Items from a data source
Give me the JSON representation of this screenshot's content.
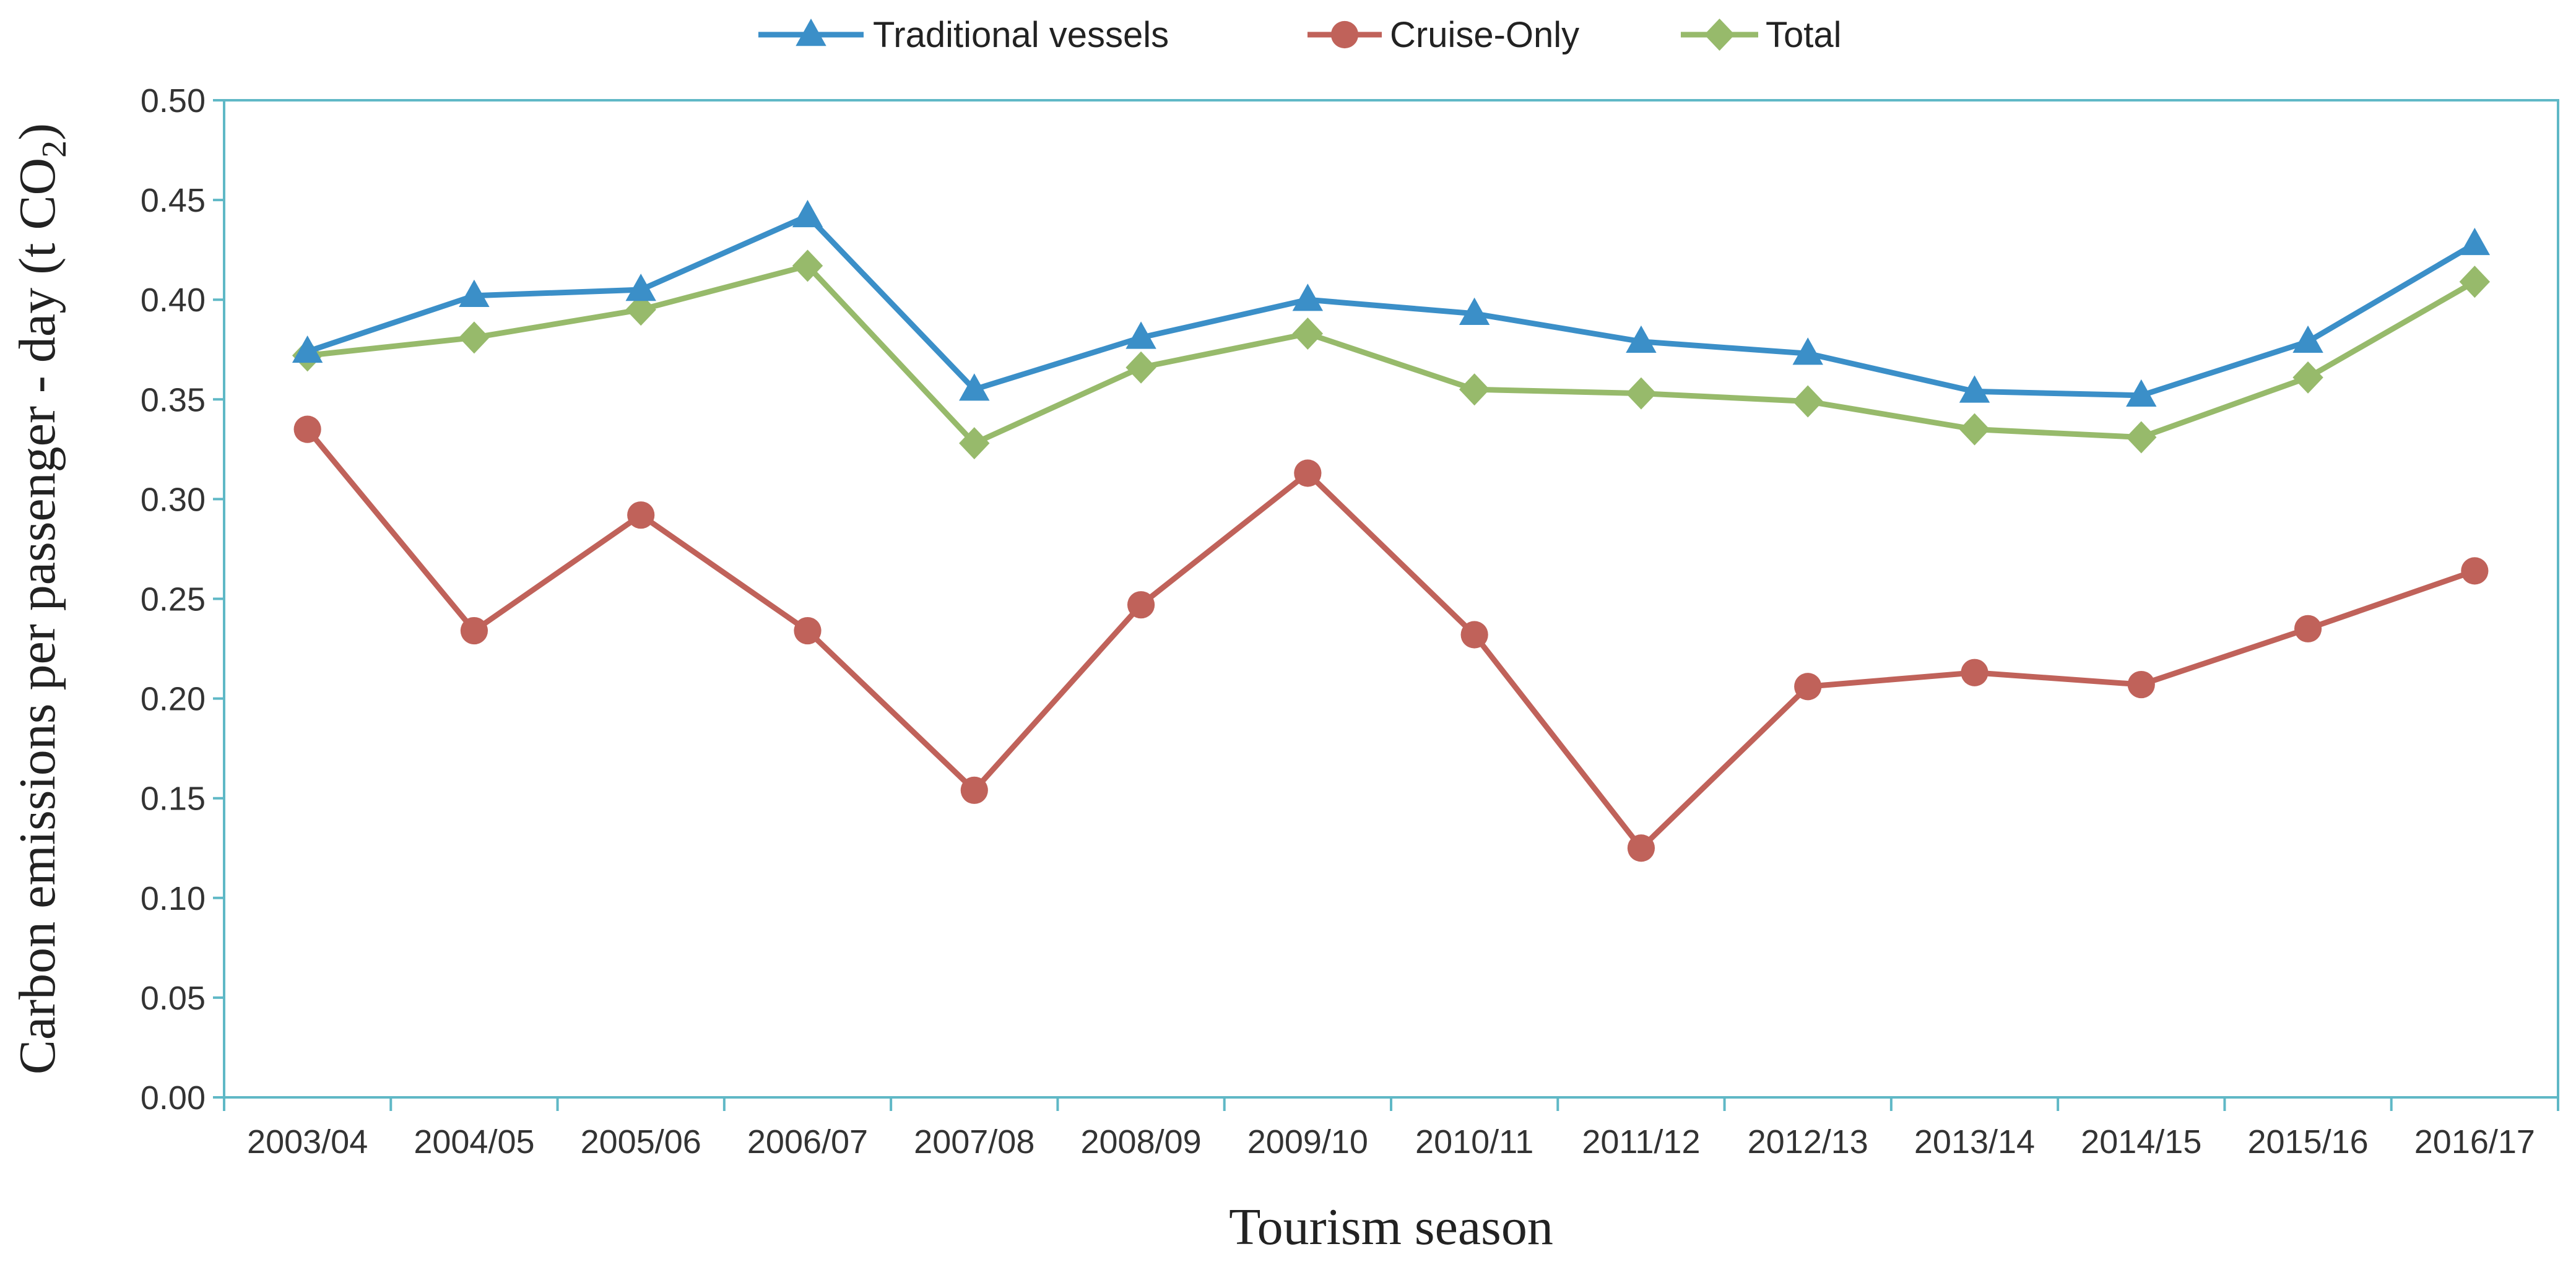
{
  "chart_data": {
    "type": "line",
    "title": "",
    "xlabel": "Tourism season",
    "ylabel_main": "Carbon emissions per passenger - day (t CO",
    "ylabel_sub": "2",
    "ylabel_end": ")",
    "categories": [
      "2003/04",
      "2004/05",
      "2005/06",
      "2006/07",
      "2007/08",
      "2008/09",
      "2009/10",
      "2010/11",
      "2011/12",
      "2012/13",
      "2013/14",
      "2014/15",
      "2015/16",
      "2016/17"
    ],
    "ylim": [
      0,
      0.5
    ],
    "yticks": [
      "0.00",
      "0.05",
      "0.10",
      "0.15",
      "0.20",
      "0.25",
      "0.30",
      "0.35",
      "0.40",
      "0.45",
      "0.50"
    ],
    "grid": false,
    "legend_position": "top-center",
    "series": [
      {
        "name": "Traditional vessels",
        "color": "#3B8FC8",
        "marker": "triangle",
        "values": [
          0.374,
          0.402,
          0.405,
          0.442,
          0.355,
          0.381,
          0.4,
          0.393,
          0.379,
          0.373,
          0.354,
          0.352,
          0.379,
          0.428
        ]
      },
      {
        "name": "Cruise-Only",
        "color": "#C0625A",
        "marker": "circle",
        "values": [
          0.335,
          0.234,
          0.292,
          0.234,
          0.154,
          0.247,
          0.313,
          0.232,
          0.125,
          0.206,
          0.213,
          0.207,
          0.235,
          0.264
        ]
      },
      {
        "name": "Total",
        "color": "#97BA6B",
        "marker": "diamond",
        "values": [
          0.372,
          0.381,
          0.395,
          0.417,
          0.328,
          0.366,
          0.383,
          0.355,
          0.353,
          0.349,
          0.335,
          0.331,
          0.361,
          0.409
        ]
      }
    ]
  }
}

==

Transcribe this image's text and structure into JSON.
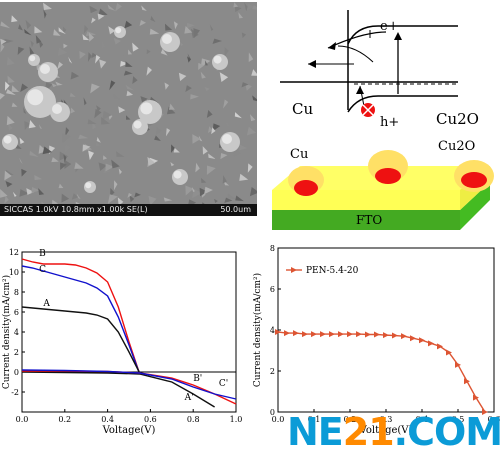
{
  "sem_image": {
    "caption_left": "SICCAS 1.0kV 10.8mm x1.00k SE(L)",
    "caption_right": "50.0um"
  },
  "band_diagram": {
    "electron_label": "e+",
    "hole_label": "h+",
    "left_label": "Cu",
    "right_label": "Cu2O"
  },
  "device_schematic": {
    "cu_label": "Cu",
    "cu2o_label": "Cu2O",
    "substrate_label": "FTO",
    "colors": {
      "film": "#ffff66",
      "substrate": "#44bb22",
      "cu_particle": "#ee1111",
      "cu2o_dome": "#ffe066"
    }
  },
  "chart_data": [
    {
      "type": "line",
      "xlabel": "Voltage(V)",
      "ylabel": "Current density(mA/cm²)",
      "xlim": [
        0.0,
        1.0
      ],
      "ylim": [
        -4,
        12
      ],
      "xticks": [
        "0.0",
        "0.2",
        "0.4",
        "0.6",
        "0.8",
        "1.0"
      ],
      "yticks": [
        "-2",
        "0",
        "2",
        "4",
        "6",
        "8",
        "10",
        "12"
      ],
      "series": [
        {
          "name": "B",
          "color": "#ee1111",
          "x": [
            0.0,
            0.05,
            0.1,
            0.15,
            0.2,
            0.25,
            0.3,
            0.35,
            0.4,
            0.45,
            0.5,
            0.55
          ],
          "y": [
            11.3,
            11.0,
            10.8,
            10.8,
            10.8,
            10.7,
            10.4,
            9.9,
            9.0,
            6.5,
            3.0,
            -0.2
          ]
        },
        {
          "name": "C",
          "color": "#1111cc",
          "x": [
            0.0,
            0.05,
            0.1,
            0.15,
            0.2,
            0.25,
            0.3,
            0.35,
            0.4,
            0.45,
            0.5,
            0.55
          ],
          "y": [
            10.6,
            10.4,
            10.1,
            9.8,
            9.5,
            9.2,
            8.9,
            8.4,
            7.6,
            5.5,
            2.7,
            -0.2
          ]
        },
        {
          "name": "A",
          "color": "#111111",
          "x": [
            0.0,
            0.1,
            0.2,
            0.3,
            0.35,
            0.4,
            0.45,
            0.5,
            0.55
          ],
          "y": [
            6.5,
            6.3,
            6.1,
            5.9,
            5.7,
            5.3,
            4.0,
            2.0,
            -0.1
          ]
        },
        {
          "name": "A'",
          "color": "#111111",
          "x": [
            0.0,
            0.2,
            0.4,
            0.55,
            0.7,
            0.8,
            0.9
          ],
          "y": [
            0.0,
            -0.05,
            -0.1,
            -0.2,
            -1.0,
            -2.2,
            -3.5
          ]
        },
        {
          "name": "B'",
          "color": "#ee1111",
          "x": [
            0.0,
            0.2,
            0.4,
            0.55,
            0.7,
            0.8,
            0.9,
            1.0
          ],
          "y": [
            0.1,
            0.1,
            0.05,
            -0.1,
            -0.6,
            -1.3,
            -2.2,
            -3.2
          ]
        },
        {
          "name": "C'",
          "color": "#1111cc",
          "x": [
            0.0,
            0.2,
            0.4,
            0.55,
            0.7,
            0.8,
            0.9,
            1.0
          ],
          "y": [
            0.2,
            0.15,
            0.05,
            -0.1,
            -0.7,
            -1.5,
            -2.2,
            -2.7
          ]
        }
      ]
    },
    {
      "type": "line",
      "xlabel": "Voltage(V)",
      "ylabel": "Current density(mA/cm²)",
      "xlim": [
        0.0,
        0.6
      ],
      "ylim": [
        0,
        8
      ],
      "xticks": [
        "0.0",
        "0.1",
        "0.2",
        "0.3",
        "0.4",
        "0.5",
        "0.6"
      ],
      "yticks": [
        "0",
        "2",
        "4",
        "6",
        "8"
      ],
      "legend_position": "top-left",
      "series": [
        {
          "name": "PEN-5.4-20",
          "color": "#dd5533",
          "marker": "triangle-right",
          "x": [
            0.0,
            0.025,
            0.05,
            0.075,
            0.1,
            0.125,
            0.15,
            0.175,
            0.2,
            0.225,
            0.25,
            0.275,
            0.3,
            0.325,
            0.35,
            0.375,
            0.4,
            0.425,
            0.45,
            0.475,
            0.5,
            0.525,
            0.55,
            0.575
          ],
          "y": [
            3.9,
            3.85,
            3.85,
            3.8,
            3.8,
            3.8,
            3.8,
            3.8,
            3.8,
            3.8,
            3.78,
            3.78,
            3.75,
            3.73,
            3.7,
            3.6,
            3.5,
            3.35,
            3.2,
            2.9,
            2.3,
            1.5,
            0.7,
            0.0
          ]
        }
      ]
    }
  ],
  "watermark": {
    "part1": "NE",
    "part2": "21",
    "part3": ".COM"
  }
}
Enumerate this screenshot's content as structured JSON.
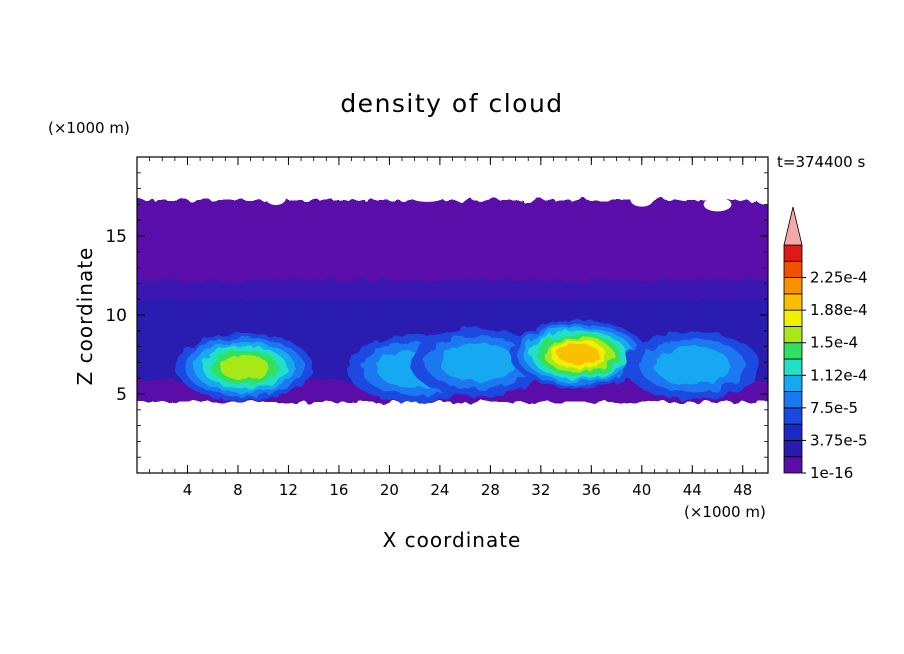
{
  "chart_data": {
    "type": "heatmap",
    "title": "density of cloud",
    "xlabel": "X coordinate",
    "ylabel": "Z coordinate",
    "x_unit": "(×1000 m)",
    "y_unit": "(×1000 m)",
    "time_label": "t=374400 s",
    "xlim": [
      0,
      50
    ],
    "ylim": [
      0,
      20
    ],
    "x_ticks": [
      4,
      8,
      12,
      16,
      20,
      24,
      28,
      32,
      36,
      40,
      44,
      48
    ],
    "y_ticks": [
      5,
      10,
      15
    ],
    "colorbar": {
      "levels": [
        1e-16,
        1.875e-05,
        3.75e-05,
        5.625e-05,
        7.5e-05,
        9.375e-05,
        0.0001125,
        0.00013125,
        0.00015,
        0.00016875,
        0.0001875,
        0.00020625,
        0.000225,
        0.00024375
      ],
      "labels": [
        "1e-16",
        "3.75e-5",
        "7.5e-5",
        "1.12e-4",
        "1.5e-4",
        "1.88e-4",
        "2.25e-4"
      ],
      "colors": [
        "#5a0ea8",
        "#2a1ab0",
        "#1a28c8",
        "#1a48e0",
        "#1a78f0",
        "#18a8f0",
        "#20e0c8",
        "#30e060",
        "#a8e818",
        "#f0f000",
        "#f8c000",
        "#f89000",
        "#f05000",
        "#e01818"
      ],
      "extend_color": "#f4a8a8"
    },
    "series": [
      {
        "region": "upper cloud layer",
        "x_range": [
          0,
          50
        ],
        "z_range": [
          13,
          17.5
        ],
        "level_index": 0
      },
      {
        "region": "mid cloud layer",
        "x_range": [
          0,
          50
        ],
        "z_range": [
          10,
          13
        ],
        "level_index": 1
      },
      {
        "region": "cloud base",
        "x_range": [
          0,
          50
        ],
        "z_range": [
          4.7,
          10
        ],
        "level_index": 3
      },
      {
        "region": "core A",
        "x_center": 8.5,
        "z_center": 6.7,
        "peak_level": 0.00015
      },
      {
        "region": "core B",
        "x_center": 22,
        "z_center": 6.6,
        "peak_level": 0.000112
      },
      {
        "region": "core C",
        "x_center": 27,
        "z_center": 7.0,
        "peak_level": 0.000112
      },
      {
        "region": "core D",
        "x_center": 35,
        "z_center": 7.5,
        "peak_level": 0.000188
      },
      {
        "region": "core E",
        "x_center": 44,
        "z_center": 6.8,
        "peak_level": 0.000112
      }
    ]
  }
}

Task prompt
Which lines hold the string "content"? Copy all of them from the data above.

The answer
Give me the JSON representation of this screenshot's content.
Enumerate this screenshot's content as structured JSON.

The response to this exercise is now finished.